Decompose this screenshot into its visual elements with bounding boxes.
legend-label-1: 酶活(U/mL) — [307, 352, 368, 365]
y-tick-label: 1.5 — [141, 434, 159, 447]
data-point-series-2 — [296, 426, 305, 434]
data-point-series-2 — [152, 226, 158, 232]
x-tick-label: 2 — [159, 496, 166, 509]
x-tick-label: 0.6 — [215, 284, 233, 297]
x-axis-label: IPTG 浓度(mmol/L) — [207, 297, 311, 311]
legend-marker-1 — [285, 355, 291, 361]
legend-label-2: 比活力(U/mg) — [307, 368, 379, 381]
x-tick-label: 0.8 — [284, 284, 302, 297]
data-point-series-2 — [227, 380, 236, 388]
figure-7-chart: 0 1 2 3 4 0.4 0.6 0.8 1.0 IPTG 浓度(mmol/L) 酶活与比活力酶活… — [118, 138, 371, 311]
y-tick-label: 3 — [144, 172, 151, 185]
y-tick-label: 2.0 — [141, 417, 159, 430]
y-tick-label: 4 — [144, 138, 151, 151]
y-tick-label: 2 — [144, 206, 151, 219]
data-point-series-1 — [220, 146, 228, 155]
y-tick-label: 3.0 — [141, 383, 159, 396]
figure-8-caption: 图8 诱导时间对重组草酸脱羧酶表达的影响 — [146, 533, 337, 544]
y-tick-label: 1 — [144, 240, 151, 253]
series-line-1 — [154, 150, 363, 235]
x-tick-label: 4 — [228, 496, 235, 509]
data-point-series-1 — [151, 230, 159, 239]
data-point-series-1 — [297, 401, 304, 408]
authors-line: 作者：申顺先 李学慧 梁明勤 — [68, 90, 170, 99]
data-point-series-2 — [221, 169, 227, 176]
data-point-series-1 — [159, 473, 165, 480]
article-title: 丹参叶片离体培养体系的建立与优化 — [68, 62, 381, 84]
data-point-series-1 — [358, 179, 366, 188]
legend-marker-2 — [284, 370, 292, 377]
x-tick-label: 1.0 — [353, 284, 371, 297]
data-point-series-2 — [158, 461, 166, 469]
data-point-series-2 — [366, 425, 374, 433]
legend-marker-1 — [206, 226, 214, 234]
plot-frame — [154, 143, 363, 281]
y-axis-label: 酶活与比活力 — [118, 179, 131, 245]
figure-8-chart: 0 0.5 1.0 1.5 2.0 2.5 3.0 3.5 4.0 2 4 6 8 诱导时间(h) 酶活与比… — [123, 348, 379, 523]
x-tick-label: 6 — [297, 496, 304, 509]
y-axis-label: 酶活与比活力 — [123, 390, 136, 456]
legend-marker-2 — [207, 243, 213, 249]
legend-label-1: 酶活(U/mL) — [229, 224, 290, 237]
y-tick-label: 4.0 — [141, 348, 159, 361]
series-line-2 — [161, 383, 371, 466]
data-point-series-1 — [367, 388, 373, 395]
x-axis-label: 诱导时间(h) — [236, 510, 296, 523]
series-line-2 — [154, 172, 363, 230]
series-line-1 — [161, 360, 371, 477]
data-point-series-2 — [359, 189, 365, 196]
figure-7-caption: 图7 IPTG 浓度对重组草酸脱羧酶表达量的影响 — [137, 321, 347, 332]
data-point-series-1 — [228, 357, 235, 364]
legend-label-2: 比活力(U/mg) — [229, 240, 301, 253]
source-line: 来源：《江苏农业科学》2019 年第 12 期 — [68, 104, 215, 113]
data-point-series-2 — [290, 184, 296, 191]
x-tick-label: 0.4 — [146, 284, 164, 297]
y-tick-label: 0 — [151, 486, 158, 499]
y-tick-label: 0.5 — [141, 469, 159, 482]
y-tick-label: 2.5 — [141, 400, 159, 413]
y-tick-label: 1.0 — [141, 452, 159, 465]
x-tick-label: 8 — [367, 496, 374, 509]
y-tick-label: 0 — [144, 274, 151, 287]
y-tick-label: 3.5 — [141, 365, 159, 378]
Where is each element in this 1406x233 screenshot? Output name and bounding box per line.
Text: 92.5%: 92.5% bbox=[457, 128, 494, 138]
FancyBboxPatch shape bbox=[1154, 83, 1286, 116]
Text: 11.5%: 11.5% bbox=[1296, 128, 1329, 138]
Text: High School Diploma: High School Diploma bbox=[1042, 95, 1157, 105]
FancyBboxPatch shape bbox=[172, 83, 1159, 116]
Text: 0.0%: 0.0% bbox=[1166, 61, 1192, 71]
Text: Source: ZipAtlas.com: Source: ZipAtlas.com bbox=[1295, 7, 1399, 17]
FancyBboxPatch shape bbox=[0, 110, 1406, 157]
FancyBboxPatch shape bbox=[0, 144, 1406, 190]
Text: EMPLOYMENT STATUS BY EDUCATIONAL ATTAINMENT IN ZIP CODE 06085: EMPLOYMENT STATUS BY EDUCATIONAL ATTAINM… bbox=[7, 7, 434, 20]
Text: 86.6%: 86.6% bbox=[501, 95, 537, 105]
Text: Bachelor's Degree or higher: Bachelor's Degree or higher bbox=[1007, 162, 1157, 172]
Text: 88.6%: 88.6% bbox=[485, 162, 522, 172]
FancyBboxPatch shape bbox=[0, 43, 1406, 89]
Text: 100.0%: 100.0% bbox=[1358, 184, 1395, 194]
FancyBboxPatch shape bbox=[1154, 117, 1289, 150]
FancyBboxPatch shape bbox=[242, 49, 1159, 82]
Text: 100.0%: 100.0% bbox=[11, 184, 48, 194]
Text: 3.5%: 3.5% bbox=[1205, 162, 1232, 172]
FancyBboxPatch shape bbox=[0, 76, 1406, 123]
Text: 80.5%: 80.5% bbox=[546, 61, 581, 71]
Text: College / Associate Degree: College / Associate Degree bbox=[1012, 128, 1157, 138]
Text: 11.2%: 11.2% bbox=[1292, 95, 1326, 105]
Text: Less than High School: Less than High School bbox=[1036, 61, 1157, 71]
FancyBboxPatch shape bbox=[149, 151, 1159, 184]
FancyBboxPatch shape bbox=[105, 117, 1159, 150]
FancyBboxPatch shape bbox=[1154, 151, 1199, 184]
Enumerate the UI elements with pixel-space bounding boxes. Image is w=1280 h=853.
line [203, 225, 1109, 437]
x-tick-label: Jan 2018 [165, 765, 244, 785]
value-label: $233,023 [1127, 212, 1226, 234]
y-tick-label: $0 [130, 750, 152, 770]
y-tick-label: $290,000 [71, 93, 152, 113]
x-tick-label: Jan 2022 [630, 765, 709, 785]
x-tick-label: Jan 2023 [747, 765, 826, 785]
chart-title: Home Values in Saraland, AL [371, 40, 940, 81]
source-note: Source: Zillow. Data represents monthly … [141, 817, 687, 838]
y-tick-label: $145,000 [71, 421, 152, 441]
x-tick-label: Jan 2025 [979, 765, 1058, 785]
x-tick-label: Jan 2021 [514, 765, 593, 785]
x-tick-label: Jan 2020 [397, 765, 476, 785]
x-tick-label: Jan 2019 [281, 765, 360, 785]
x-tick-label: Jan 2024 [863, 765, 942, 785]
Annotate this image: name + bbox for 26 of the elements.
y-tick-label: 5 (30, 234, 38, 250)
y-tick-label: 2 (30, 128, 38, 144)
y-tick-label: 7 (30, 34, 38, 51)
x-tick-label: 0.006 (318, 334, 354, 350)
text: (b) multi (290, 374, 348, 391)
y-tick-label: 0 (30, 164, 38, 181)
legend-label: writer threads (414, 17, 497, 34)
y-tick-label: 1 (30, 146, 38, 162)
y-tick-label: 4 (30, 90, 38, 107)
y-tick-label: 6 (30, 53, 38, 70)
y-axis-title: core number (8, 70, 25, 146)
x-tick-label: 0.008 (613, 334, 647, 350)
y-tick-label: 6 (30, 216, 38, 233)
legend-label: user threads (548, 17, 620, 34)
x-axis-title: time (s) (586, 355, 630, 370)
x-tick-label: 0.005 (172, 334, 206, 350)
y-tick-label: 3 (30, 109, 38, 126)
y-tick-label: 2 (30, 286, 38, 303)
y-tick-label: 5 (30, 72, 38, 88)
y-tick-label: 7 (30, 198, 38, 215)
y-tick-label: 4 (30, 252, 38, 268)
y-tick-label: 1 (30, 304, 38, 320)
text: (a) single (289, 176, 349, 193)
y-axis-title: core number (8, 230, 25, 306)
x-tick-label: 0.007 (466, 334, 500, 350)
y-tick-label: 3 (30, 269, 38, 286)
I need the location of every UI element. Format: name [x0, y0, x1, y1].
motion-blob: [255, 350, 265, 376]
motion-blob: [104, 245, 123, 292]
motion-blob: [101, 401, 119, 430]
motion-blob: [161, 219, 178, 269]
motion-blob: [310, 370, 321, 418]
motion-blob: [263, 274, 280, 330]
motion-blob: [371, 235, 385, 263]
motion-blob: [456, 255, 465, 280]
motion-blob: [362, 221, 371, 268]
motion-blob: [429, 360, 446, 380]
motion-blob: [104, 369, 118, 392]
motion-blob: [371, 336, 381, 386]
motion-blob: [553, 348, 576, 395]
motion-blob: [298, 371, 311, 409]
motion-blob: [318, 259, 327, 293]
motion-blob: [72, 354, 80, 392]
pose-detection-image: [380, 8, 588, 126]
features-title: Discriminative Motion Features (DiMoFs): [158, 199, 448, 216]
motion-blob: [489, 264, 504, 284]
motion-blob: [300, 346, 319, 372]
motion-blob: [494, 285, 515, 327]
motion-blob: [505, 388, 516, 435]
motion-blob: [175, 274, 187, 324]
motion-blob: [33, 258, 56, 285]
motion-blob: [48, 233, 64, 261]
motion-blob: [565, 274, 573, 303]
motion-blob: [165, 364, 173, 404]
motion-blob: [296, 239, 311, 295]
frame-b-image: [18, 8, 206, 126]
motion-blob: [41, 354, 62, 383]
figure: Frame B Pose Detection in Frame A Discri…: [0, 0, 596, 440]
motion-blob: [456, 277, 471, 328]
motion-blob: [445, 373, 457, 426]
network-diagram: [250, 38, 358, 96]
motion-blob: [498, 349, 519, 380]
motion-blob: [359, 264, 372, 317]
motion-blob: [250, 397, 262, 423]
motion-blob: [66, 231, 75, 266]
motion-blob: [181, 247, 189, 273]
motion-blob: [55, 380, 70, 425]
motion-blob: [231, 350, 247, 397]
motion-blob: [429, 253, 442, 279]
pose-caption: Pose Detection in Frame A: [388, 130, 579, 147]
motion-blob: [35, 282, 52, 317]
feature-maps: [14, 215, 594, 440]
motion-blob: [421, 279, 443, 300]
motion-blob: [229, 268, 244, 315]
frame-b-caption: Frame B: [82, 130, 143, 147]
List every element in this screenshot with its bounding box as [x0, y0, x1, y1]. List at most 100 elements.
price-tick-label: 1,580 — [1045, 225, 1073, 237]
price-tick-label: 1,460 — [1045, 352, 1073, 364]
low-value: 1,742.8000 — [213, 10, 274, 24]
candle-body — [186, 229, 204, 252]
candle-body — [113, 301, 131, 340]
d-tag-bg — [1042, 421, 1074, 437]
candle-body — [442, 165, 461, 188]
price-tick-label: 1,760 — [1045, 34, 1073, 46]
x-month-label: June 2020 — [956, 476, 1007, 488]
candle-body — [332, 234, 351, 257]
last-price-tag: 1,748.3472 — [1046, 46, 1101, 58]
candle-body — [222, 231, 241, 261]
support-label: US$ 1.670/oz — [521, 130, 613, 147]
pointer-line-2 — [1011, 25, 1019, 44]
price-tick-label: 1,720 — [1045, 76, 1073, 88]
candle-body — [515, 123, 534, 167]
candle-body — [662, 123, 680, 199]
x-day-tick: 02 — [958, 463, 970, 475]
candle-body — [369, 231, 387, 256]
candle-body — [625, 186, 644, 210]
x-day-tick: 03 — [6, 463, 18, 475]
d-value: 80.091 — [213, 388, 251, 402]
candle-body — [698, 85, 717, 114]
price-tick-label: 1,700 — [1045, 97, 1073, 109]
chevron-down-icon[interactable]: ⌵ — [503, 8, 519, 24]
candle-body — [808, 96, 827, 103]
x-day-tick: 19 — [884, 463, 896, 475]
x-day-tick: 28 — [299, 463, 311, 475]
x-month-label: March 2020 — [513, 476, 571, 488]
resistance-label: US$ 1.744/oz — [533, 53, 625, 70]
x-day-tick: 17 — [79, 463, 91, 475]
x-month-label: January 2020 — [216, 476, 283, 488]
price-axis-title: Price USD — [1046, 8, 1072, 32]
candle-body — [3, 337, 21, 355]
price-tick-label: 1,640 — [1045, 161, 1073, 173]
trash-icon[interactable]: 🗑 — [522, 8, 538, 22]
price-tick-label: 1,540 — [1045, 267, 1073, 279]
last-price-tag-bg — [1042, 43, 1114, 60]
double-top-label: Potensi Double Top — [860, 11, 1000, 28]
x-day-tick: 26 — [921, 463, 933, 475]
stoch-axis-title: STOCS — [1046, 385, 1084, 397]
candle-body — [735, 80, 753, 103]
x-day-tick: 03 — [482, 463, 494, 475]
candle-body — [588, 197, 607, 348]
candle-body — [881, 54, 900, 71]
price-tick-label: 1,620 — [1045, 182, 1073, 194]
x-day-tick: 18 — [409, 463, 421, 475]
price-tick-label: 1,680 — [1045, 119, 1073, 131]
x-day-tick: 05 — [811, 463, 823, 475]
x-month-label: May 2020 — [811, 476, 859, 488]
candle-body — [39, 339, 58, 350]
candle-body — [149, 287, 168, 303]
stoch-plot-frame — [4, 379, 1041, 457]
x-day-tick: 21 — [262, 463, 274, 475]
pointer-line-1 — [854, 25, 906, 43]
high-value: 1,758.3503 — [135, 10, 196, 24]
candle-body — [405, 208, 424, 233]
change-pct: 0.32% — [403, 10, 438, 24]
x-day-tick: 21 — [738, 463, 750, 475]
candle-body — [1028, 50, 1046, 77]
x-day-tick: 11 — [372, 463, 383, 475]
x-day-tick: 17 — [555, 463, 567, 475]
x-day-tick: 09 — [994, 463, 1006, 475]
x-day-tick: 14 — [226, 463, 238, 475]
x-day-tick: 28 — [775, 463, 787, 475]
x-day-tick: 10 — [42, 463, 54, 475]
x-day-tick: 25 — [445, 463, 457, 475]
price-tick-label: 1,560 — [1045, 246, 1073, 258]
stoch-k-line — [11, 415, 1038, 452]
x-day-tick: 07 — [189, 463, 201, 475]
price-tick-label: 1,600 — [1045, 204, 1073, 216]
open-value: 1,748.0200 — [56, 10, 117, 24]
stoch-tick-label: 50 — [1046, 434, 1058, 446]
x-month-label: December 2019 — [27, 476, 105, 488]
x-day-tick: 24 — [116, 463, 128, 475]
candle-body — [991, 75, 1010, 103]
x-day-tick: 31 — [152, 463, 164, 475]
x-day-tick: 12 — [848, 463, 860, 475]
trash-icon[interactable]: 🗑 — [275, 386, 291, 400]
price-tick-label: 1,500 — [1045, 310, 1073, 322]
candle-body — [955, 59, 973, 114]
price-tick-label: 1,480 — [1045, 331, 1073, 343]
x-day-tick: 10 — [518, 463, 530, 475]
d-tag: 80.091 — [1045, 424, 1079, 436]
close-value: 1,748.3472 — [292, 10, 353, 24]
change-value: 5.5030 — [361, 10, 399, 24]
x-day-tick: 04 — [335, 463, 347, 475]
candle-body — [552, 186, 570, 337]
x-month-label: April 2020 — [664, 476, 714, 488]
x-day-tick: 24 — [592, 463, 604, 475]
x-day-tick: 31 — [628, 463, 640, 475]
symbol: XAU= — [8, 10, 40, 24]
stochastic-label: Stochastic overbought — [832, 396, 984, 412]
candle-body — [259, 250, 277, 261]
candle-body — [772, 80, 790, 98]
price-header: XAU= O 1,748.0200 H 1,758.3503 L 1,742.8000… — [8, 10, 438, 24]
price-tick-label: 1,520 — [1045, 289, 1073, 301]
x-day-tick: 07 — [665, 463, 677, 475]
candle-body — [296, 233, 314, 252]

» Written problem:
Reproduce the data above word for word, from its first line through the line containing "article-title: 丹参叶片离体培养体系的建立与优化 —", both inclusive.

» Task answer:
Decompose this screenshot into its visual elements with bounding boxes.
legend-label-1: 酶活(U/mL) — [307, 352, 368, 365]
y-tick-label: 1.5 — [141, 434, 159, 447]
data-point-series-2 — [296, 426, 305, 434]
data-point-series-2 — [152, 226, 158, 232]
x-tick-label: 2 — [159, 496, 166, 509]
x-tick-label: 0.6 — [215, 284, 233, 297]
x-axis-label: IPTG 浓度(mmol/L) — [207, 297, 311, 311]
legend-marker-1 — [285, 355, 291, 361]
legend-label-2: 比活力(U/mg) — [307, 368, 379, 381]
x-tick-label: 0.8 — [284, 284, 302, 297]
data-point-series-2 — [227, 380, 236, 388]
figure-7-chart: 0 1 2 3 4 0.4 0.6 0.8 1.0 IPTG 浓度(mmol/L) 酶活与比活力酶活… — [118, 138, 371, 311]
y-tick-label: 3 — [144, 172, 151, 185]
y-tick-label: 2.0 — [141, 417, 159, 430]
y-tick-label: 4 — [144, 138, 151, 151]
y-tick-label: 2 — [144, 206, 151, 219]
data-point-series-1 — [220, 146, 228, 155]
y-tick-label: 3.0 — [141, 383, 159, 396]
figure-8-caption: 图8 诱导时间对重组草酸脱羧酶表达的影响 — [146, 533, 337, 544]
y-tick-label: 1 — [144, 240, 151, 253]
series-line-1 — [154, 150, 363, 235]
x-tick-label: 4 — [228, 496, 235, 509]
data-point-series-1 — [151, 230, 159, 239]
data-point-series-1 — [297, 401, 304, 408]
authors-line: 作者：申顺先 李学慧 梁明勤 — [68, 90, 170, 99]
data-point-series-2 — [221, 169, 227, 176]
data-point-series-1 — [159, 473, 165, 480]
article-title: 丹参叶片离体培养体系的建立与优化 — [68, 62, 381, 84]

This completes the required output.